What this task involves >> Pull out every line in the records below that contains the string "bbox", and copy each one unchanged.

Given information >>
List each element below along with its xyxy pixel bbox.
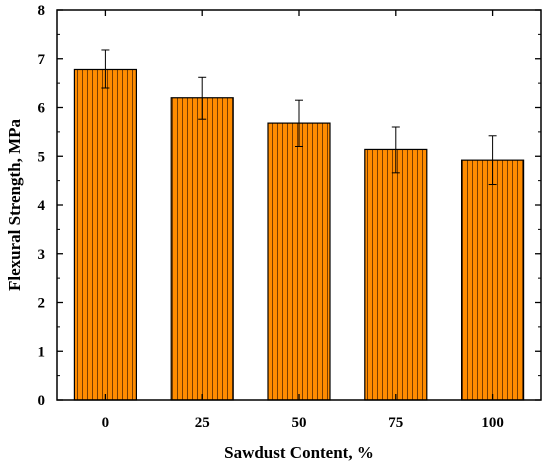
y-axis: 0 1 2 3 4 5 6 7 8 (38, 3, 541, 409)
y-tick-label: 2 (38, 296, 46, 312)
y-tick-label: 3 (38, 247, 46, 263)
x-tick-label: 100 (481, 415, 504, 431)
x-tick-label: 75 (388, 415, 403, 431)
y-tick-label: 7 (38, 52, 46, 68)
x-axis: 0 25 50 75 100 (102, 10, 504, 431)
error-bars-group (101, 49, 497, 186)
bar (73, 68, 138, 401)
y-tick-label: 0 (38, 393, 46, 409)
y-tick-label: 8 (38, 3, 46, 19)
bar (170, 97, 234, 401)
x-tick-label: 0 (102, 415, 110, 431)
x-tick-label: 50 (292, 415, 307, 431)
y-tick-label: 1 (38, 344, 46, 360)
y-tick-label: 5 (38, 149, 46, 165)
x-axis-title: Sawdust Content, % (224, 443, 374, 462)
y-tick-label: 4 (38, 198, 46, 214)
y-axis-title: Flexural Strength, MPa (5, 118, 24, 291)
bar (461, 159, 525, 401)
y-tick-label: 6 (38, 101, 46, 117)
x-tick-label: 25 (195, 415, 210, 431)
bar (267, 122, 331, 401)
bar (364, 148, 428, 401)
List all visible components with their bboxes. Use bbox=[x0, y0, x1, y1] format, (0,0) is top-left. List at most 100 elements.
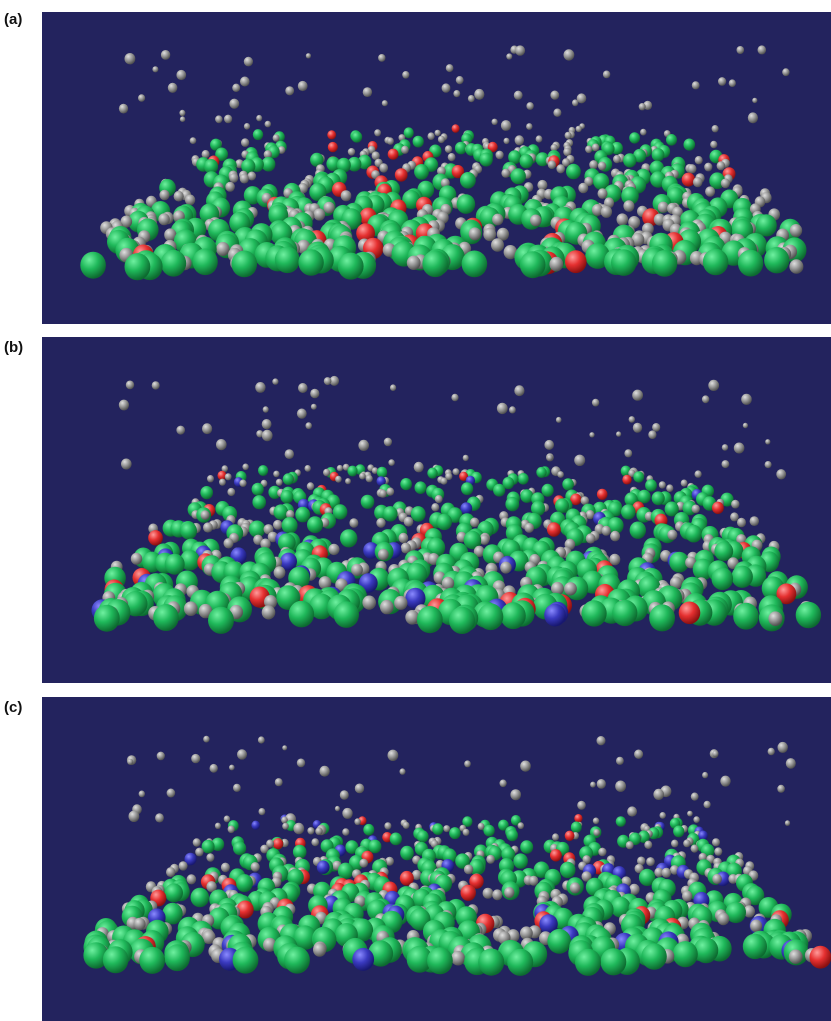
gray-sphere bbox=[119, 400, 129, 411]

Exercise output >>
List each element below along with its xyxy pixel bbox.
List all visible components with their bboxes. Use bbox=[x0, y0, x1, y1] format, (0,0) is top-left. List at most 100 elements.
gray-sphere bbox=[119, 400, 129, 411]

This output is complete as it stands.